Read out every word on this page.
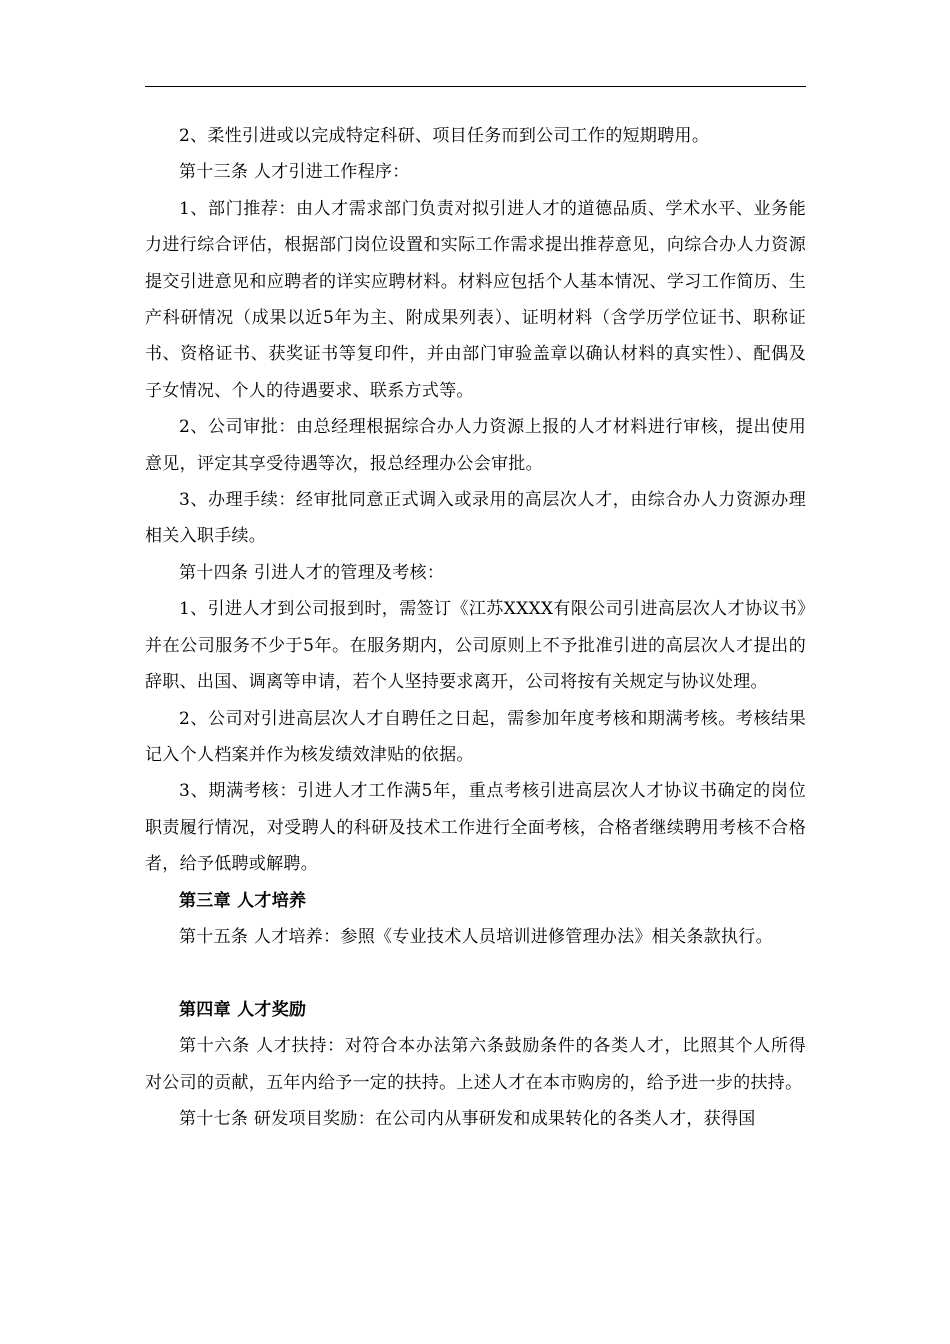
2、柔性引进或以完成特定科研、项目任务而到公司工作的短期聘用。

第十三条 人才引进工作程序：

1、部门推荐：由人才需求部门负责对拟引进人才的道德品质、学术水平、业务能力进行综合评估，根据部门岗位设置和实际工作需求提出推荐意见，向综合办人力资源提交引进意见和应聘者的详实应聘材料。材料应包括个人基本情况、学习工作简历、生产科研情况（成果以近5年为主、附成果列表）、证明材料（含学历学位证书、职称证书、资格证书、获奖证书等复印件，并由部门审验盖章以确认材料的真实性）、配偶及子女情况、个人的待遇要求、联系方式等。

2、公司审批：由总经理根据综合办人力资源上报的人才材料进行审核，提出使用意见，评定其享受待遇等次，报总经理办公会审批。

3、办理手续：经审批同意正式调入或录用的高层次人才，由综合办人力资源办理相关入职手续。

第十四条 引进人才的管理及考核：

1、引进人才到公司报到时，需签订《江苏XXXX有限公司引进高层次人才协议书》并在公司服务不少于5年。在服务期内，公司原则上不予批准引进的高层次人才提出的辞职、出国、调离等申请，若个人坚持要求离开，公司将按有关规定与协议处理。

2、公司对引进高层次人才自聘任之日起，需参加年度考核和期满考核。考核结果记入个人档案并作为核发绩效津贴的依据。

3、期满考核：引进人才工作满5年，重点考核引进高层次人才协议书确定的岗位职责履行情况，对受聘人的科研及技术工作进行全面考核，合格者继续聘用考核不合格者，给予低聘或解聘。

第三章 人才培养

第十五条 人才培养：参照《专业技术人员培训进修管理办法》相关条款执行。

第四章 人才奖励

第十六条 人才扶持：对符合本办法第六条鼓励条件的各类人才，比照其个人所得对公司的贡献，五年内给予一定的扶持。上述人才在本市购房的，给予进一步的扶持。

第十七条 研发项目奖励：在公司内从事研发和成果转化的各类人才，获得国
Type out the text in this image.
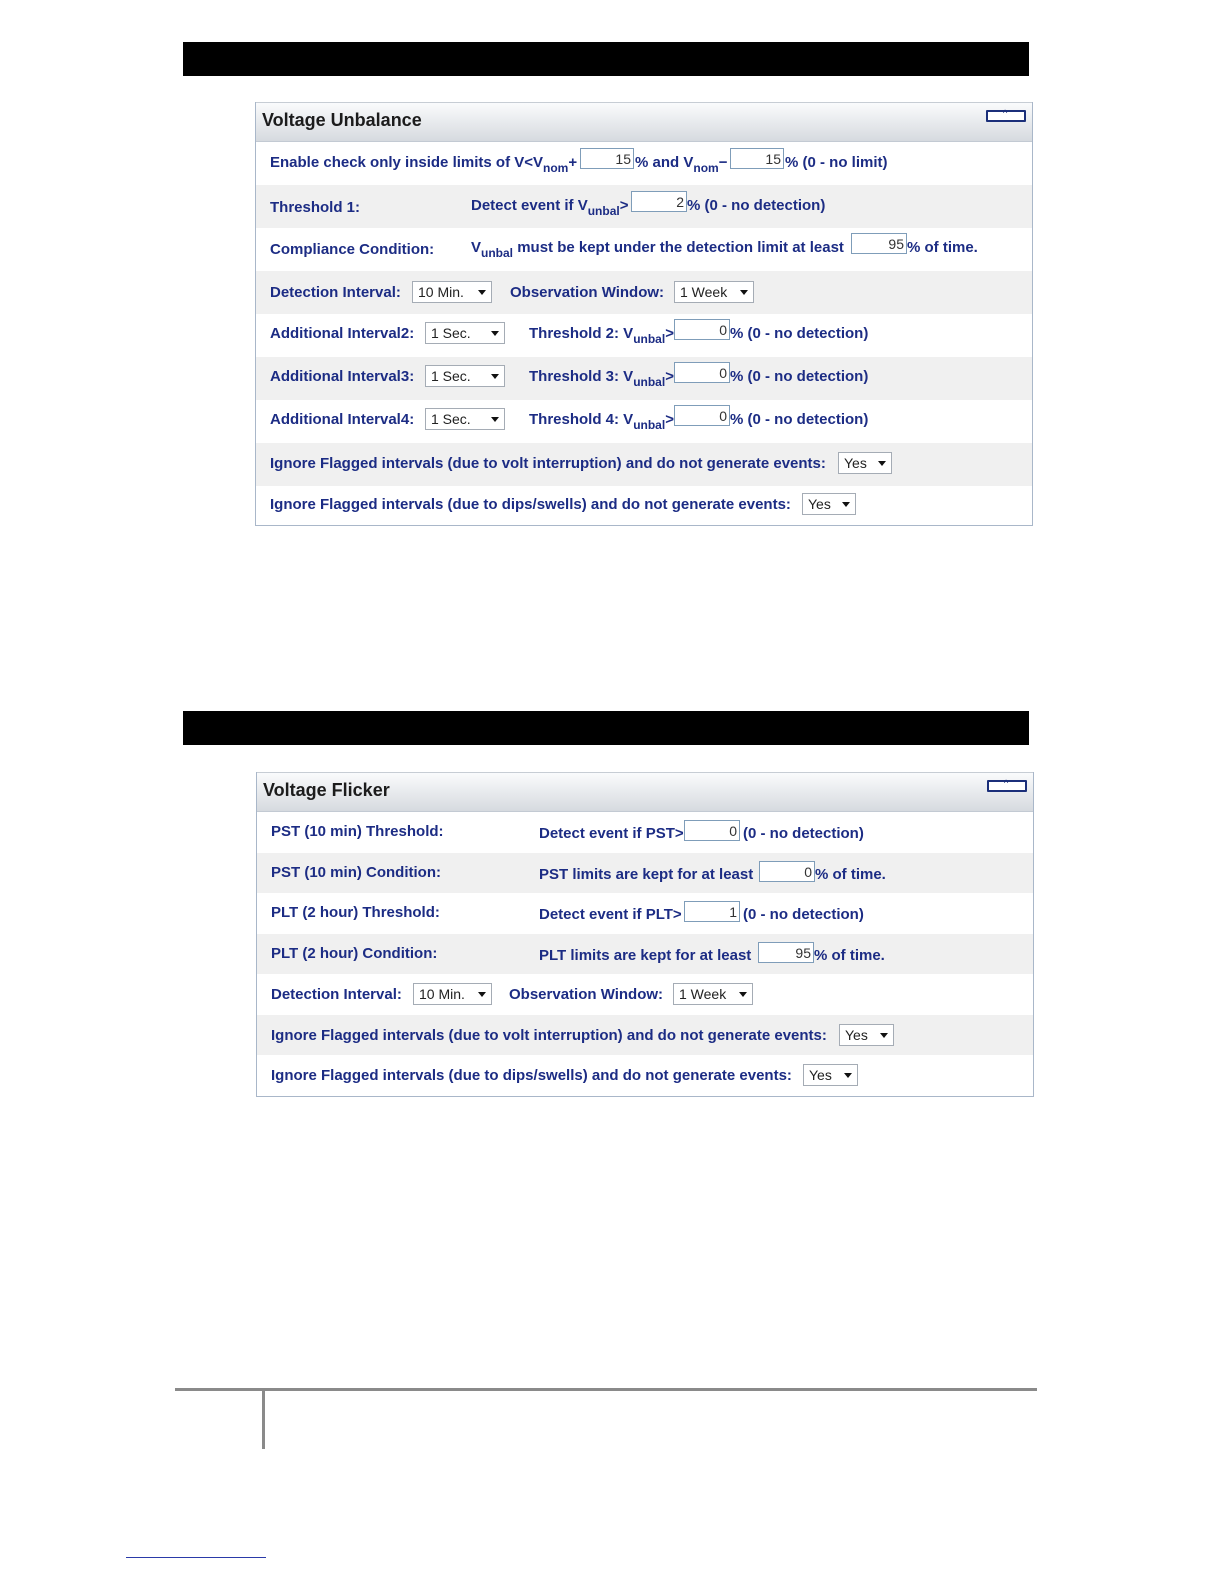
Voltage Unbalance	^
Enable check only inside limits of $V<V_{nom}+$	15 % and $V_{nom}-$	15 % (0 - no limit)
Threshold 1:	Detect event if $V_{unbal}>$	2 % (0 - no detection)
Compliance Condition: $V_{unbal}$ must be kept under the detection limit at least	95 % of time.
Detection Interval:	10 Min.	Observation Window:	1 Week
Additional Interval2:	1 Sec.	Threshold 2: $V_{unbal}>$	0 % (0 - no detection)
Additional Interval3:	1 Sec.	Threshold 3: $V_{unbal}>$	0 % (0 - no detection)
Additional Interval4:	1 Sec.	Threshold 4: $V_{unbal}>$	0 % (0 - no detection)
Ignore Flagged intervals (due to volt interruption) and do not generate events:	Yes
Ignore Flagged intervals (due to dips/swells) and do not generate events:	Yes
Voltage Flicker	^
PST (10 min) Threshold:	Detect event if PST>	0 (0 - no detection)
PST (10 min) Condition:	PST limits are kept for at least	0 % of time.
PLT (2 hour) Threshold:	Detect event if PLT>	1 (0 - no detection)
PLT (2 hour) Condition:	PLT limits are kept for at least	95 % of time.
Detection Interval:	10 Min.	Observation Window:	1 Week
Ignore Flagged intervals (due to volt interruption) and do not generate events:	Yes
Ignore Flagged intervals (due to dips/swells) and do not generate events:	Yes
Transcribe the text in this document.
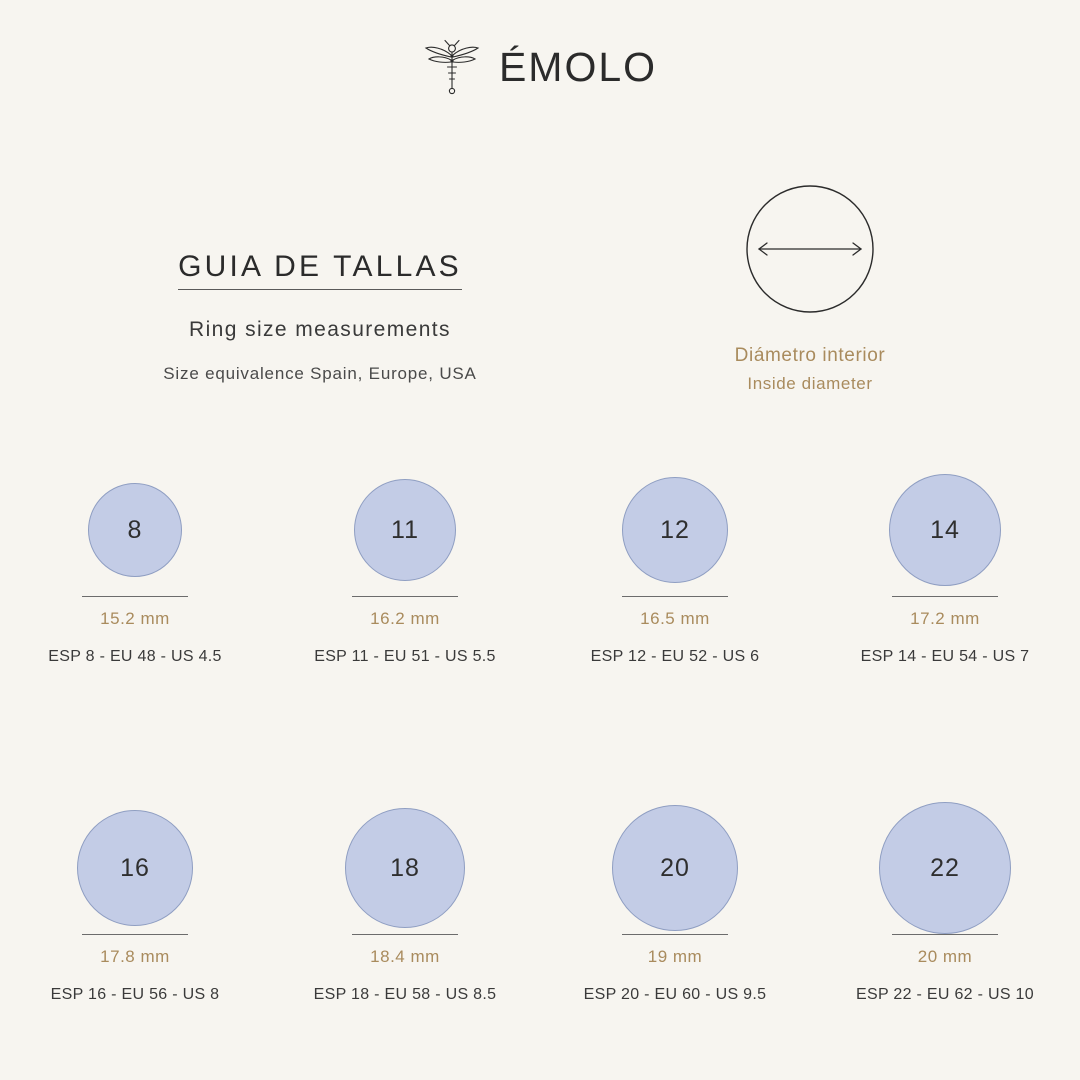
ÉMOLO
GUIA DE TALLAS

Ring size measurements

Size equivalence Spain, Europe, USA

Diámetro interior

Inside diameter

8
15.2 mm
ESP 8 - EU 48 - US 4.5
11
16.2 mm
ESP 11 - EU 51 - US 5.5
12
16.5 mm
ESP 12 - EU 52 - US 6
14
17.2 mm
ESP 14 - EU 54 - US 7
16
17.8 mm
ESP 16 - EU 56 - US 8
18
18.4 mm
ESP 18 - EU 58 - US 8.5
20
19 mm
ESP 20 - EU 60 - US 9.5
22
20 mm
ESP 22 - EU 62 - US 10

_ _ _ _ _ _ _

Take the listing above and print it exactly, apart from the pictures.

**Written answer:**
Read out every word on this page.
2、柔性引进或以完成特定科研、项目任务而到公司工作的短期聘用。

第十三条 人才引进工作程序：

1、部门推荐：由人才需求部门负责对拟引进人才的道德品质、学术水平、业务能力进行综合评估，根据部门岗位设置和实际工作需求提出推荐意见，向综合办人力资源提交引进意见和应聘者的详实应聘材料。材料应包括个人基本情况、学习工作简历、生产科研情况（成果以近5年为主、附成果列表）、证明材料（含学历学位证书、职称证书、资格证书、获奖证书等复印件，并由部门审验盖章以确认材料的真实性）、配偶及子女情况、个人的待遇要求、联系方式等。

2、公司审批：由总经理根据综合办人力资源上报的人才材料进行审核，提出使用意见，评定其享受待遇等次，报总经理办公会审批。

3、办理手续：经审批同意正式调入或录用的高层次人才，由综合办人力资源办理相关入职手续。

第十四条 引进人才的管理及考核：

1、引进人才到公司报到时，需签订《江苏XXXX有限公司引进高层次人才协议书》并在公司服务不少于5年。在服务期内，公司原则上不予批准引进的高层次人才提出的辞职、出国、调离等申请，若个人坚持要求离开，公司将按有关规定与协议处理。

2、公司对引进高层次人才自聘任之日起，需参加年度考核和期满考核。考核结果记入个人档案并作为核发绩效津贴的依据。

3、期满考核：引进人才工作满5年，重点考核引进高层次人才协议书确定的岗位职责履行情况，对受聘人的科研及技术工作进行全面考核，合格者继续聘用考核不合格者，给予低聘或解聘。

第三章 人才培养

第十五条 人才培养：参照《专业技术人员培训进修管理办法》相关条款执行。

第四章 人才奖励

第十六条 人才扶持：对符合本办法第六条鼓励条件的各类人才，比照其个人所得对公司的贡献，五年内给予一定的扶持。上述人才在本市购房的，给予进一步的扶持。

第十七条 研发项目奖励：在公司内从事研发和成果转化的各类人才，获得国
Type out the text in this image.
Voltage Unbalance	^
Enable check only inside limits of $V<V_{nom}+$	15 % and $V_{nom}-$	15 % (0 - no limit)
Threshold 1:	Detect event if $V_{unbal}>$	2 % (0 - no detection)
Compliance Condition: $V_{unbal}$ must be kept under the detection limit at least	95 % of time.
Detection Interval:	10 Min.	Observation Window:	1 Week
Additional Interval2:	1 Sec.	Threshold 2: $V_{unbal}>$	0 % (0 - no detection)
Additional Interval3:	1 Sec.	Threshold 3: $V_{unbal}>$	0 % (0 - no detection)
Additional Interval4:	1 Sec.	Threshold 4: $V_{unbal}>$	0 % (0 - no detection)
Ignore Flagged intervals (due to volt interruption) and do not generate events:	Yes
Ignore Flagged intervals (due to dips/swells) and do not generate events:	Yes
Voltage Flicker	^
PST (10 min) Threshold:	Detect event if PST>	0 (0 - no detection)
PST (10 min) Condition:	PST limits are kept for at least	0 % of time.
PLT (2 hour) Threshold:	Detect event if PLT>	1 (0 - no detection)
PLT (2 hour) Condition:	PLT limits are kept for at least	95 % of time.
Detection Interval:	10 Min.	Observation Window:	1 Week
Ignore Flagged intervals (due to volt interruption) and do not generate events:	Yes
Ignore Flagged intervals (due to dips/swells) and do not generate events:	Yes
Transcribe the text in this document.
ÉMOLO
GUIA DE TALLAS

Ring size measurements

Size equivalence Spain, Europe, USA

Diámetro interior

Inside diameter

8
15.2 mm
ESP 8 - EU 48 - US 4.5
11
16.2 mm
ESP 11 - EU 51 - US 5.5
12
16.5 mm
ESP 12 - EU 52 - US 6
14
17.2 mm
ESP 14 - EU 54 - US 7
16
17.8 mm
ESP 16 - EU 56 - US 8
18
18.4 mm
ESP 18 - EU 58 - US 8.5
20
19 mm
ESP 20 - EU 60 - US 9.5
22
20 mm
ESP 22 - EU 62 - US 10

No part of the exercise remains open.